**Challenge**
Give the count of lines containing the string "this", with no other output.

+===+

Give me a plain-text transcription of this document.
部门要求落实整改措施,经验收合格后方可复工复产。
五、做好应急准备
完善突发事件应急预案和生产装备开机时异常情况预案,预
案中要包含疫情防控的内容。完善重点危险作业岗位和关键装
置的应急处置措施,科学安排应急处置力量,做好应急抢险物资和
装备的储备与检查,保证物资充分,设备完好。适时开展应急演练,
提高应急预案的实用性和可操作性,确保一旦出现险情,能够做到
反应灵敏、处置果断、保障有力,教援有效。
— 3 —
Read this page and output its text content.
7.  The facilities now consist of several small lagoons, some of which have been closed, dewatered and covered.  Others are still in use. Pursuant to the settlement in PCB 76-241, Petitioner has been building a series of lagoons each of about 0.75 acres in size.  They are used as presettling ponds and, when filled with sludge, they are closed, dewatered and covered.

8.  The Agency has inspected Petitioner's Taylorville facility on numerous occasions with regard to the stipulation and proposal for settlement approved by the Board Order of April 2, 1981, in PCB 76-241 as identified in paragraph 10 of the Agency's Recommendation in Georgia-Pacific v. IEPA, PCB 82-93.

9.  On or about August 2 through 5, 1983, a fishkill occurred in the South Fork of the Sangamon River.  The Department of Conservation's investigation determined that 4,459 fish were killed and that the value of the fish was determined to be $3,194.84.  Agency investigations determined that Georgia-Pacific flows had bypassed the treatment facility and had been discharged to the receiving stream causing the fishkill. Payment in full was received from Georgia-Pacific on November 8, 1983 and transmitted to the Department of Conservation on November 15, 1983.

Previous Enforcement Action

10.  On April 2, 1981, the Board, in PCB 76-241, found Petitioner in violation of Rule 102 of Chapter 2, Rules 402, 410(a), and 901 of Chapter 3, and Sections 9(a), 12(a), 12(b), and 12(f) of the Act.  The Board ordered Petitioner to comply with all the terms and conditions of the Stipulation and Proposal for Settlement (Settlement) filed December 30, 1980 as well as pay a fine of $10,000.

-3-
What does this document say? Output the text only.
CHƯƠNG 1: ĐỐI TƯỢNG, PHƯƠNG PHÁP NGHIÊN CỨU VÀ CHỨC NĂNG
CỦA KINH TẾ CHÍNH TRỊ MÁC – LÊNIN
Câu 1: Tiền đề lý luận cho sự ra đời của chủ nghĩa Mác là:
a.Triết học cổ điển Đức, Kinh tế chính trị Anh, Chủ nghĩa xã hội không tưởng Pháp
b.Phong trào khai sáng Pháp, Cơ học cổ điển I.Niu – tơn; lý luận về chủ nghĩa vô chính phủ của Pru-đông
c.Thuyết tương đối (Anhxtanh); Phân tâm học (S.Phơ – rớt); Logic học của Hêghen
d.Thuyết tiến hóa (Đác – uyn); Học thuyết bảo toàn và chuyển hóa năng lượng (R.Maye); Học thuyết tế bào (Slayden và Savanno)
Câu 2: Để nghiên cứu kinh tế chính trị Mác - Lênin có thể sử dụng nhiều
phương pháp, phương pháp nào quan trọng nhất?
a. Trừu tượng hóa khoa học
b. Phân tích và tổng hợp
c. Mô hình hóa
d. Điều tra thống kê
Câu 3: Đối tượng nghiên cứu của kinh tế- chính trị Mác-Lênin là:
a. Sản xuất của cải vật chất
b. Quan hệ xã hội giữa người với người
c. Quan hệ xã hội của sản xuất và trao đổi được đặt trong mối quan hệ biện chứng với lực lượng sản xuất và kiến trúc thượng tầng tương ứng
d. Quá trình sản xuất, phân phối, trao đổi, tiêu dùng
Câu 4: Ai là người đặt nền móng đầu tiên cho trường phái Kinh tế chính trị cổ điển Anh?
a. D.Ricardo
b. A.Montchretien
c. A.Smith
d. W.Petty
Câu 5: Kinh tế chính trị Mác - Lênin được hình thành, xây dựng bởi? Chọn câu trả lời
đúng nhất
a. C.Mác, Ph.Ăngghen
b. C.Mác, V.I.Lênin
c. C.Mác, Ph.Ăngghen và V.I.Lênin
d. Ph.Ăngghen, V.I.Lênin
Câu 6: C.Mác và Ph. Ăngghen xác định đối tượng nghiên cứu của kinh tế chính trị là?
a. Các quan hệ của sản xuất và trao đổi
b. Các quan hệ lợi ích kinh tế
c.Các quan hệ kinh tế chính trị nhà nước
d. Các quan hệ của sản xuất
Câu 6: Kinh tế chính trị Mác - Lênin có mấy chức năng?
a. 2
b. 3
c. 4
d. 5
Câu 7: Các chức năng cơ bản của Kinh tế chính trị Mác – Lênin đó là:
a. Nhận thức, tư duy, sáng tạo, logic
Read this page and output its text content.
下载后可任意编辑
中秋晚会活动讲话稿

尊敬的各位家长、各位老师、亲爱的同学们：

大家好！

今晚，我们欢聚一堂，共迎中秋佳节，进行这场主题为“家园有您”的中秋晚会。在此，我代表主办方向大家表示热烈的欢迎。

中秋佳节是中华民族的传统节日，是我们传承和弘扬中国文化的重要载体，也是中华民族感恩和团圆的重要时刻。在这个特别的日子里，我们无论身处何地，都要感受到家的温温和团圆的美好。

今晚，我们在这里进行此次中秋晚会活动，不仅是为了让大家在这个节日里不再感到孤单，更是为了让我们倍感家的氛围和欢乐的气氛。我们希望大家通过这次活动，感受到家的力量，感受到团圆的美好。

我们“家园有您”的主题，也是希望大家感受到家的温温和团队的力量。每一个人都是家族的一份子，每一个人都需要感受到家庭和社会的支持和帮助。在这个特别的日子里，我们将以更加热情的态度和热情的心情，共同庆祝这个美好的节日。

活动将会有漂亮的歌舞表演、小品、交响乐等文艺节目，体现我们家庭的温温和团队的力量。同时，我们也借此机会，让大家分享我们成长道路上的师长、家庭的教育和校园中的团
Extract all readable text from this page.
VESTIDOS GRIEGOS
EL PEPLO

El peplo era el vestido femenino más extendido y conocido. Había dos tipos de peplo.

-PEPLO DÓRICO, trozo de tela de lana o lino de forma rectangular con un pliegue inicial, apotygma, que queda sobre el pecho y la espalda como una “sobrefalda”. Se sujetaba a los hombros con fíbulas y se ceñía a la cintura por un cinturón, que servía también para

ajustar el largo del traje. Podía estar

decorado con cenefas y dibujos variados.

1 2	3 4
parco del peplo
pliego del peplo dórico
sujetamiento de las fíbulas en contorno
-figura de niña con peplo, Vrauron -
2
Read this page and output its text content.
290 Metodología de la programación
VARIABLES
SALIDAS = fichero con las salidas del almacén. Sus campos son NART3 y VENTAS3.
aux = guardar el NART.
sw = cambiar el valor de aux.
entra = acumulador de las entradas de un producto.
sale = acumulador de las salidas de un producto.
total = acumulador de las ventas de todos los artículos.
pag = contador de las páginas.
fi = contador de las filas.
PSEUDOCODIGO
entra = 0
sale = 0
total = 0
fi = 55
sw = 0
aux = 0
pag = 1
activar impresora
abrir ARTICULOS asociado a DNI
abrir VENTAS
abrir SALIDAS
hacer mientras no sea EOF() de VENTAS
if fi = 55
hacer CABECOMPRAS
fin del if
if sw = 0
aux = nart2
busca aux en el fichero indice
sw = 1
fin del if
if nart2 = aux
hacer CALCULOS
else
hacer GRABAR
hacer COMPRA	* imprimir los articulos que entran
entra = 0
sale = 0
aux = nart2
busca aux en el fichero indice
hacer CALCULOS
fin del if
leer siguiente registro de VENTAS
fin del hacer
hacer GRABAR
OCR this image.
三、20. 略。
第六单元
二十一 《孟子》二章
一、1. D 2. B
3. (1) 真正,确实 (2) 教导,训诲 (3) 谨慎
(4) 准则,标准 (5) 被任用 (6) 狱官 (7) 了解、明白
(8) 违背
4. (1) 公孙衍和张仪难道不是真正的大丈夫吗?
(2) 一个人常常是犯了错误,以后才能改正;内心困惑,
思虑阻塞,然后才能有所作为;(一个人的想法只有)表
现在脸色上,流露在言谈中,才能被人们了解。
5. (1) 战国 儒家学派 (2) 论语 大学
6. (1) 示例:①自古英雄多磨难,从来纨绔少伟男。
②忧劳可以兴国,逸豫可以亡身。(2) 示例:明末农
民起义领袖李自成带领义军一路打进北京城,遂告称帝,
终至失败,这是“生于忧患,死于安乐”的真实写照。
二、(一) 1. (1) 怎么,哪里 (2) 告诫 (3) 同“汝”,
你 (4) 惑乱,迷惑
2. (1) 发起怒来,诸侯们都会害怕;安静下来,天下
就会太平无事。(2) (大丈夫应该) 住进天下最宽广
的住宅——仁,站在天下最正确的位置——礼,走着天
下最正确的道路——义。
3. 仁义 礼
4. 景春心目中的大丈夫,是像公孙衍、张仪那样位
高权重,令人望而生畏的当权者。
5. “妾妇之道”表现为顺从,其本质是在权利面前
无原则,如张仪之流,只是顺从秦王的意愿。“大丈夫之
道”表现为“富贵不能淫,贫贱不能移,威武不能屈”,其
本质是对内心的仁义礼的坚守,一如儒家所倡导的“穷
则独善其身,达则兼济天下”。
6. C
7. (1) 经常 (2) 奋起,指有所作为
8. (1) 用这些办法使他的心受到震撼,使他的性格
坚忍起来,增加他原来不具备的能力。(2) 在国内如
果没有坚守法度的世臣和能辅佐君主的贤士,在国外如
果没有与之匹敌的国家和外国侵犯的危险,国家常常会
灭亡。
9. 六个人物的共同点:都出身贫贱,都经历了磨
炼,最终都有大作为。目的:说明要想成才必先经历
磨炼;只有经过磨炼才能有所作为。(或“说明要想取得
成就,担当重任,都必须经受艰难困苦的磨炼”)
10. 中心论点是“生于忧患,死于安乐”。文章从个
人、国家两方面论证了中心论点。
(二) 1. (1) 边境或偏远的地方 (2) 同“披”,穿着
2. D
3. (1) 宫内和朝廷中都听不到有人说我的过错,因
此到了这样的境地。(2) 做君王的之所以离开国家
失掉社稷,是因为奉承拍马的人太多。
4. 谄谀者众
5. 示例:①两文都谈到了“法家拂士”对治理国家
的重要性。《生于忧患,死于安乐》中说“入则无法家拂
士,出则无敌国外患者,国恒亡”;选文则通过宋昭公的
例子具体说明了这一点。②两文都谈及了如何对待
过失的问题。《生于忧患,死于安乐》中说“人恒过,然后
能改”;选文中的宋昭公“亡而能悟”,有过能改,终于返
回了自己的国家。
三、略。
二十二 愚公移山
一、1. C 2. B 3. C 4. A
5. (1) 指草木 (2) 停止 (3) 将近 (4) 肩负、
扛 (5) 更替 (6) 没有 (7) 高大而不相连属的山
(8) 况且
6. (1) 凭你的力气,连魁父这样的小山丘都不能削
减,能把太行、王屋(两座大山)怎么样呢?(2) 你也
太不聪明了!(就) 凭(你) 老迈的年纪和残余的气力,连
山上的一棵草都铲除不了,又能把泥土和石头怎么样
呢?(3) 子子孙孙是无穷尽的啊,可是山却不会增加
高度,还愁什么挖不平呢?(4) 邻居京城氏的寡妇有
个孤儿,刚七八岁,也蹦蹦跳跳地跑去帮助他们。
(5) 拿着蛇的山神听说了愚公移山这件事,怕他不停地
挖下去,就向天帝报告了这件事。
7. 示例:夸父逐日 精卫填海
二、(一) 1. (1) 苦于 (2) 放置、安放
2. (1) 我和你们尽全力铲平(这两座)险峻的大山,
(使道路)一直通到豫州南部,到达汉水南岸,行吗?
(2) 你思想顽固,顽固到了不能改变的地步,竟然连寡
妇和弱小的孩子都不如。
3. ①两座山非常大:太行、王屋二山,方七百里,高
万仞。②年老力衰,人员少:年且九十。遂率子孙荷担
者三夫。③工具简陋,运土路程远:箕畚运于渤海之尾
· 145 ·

+===+

**Answer to the exercise**
7